- **WHAT IS NEEDED**: Faithfully return all lines, omitting every embedded picture.
--- Start PROVIDED ENTRIES ---
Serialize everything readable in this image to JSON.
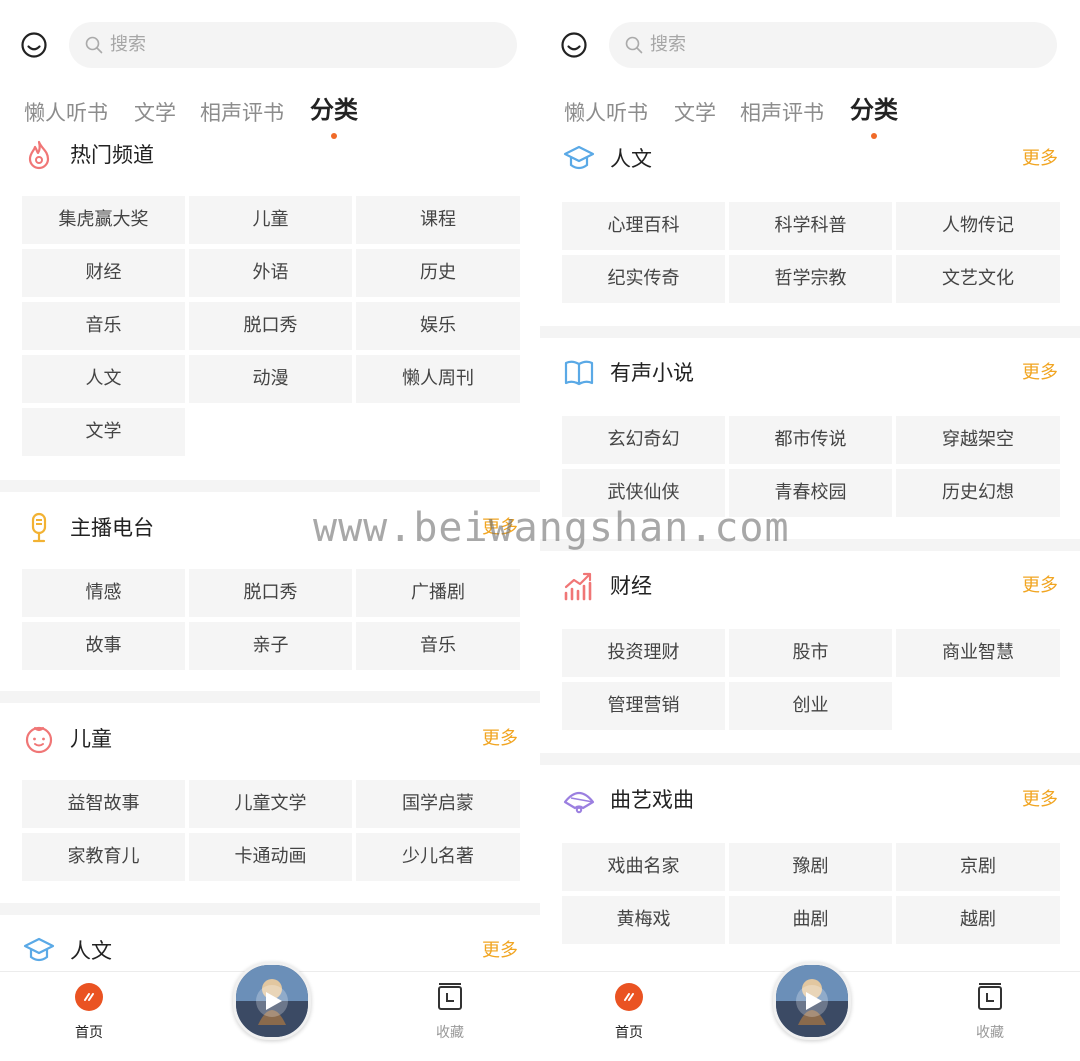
{
  "search_placeholder": "搜索",
  "tabs": [
    "懒人听书",
    "文学",
    "相声评书",
    "分类"
  ],
  "more_label": "更多",
  "left": {
    "hot": {
      "title": "热门频道",
      "items": [
        "集虎赢大奖",
        "儿童",
        "课程",
        "财经",
        "外语",
        "历史",
        "音乐",
        "脱口秀",
        "娱乐",
        "人文",
        "动漫",
        "懒人周刊",
        "文学"
      ]
    },
    "anchor": {
      "title": "主播电台",
      "items": [
        "情感",
        "脱口秀",
        "广播剧",
        "故事",
        "亲子",
        "音乐"
      ]
    },
    "kids": {
      "title": "儿童",
      "items": [
        "益智故事",
        "儿童文学",
        "国学启蒙",
        "家教育儿",
        "卡通动画",
        "少儿名著"
      ]
    },
    "humanities": {
      "title": "人文"
    }
  },
  "right": {
    "humanities": {
      "title": "人文",
      "items": [
        "心理百科",
        "科学科普",
        "人物传记",
        "纪实传奇",
        "哲学宗教",
        "文艺文化"
      ]
    },
    "novel": {
      "title": "有声小说",
      "items": [
        "玄幻奇幻",
        "都市传说",
        "穿越架空",
        "武侠仙侠",
        "青春校园",
        "历史幻想"
      ]
    },
    "finance": {
      "title": "财经",
      "items": [
        "投资理财",
        "股市",
        "商业智慧",
        "管理营销",
        "创业"
      ]
    },
    "opera": {
      "title": "曲艺戏曲",
      "items": [
        "戏曲名家",
        "豫剧",
        "京剧",
        "黄梅戏",
        "曲剧",
        "越剧"
      ]
    }
  },
  "bottom": {
    "home_label": "首页",
    "fav_label": "收藏"
  },
  "watermark": "www.beiwangshan.com",
  "colors": {
    "accent": "#f06a28",
    "more": "#f1a522",
    "cell_bg": "#f5f5f5"
  }
}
--- End PROVIDED ENTRIES ---
- **RESULT OF THIS TASK**:
Serialize everything readable in this image to JSON.
{
  "search_placeholder": "搜索",
  "tabs": [
    "懒人听书",
    "文学",
    "相声评书",
    "分类"
  ],
  "more_label": "更多",
  "left": {
    "hot": {
      "title": "热门频道",
      "items": [
        "集虎赢大奖",
        "儿童",
        "课程",
        "财经",
        "外语",
        "历史",
        "音乐",
        "脱口秀",
        "娱乐",
        "人文",
        "动漫",
        "懒人周刊",
        "文学"
      ]
    },
    "anchor": {
      "title": "主播电台",
      "items": [
        "情感",
        "脱口秀",
        "广播剧",
        "故事",
        "亲子",
        "音乐"
      ]
    },
    "kids": {
      "title": "儿童",
      "items": [
        "益智故事",
        "儿童文学",
        "国学启蒙",
        "家教育儿",
        "卡通动画",
        "少儿名著"
      ]
    },
    "humanities": {
      "title": "人文"
    }
  },
  "right": {
    "humanities": {
      "title": "人文",
      "items": [
        "心理百科",
        "科学科普",
        "人物传记",
        "纪实传奇",
        "哲学宗教",
        "文艺文化"
      ]
    },
    "novel": {
      "title": "有声小说",
      "items": [
        "玄幻奇幻",
        "都市传说",
        "穿越架空",
        "武侠仙侠",
        "青春校园",
        "历史幻想"
      ]
    },
    "finance": {
      "title": "财经",
      "items": [
        "投资理财",
        "股市",
        "商业智慧",
        "管理营销",
        "创业"
      ]
    },
    "opera": {
      "title": "曲艺戏曲",
      "items": [
        "戏曲名家",
        "豫剧",
        "京剧",
        "黄梅戏",
        "曲剧",
        "越剧"
      ]
    }
  },
  "bottom": {
    "home_label": "首页",
    "fav_label": "收藏"
  },
  "watermark": "www.beiwangshan.com",
  "colors": {
    "accent": "#f06a28",
    "more": "#f1a522",
    "cell_bg": "#f5f5f5"
  }
}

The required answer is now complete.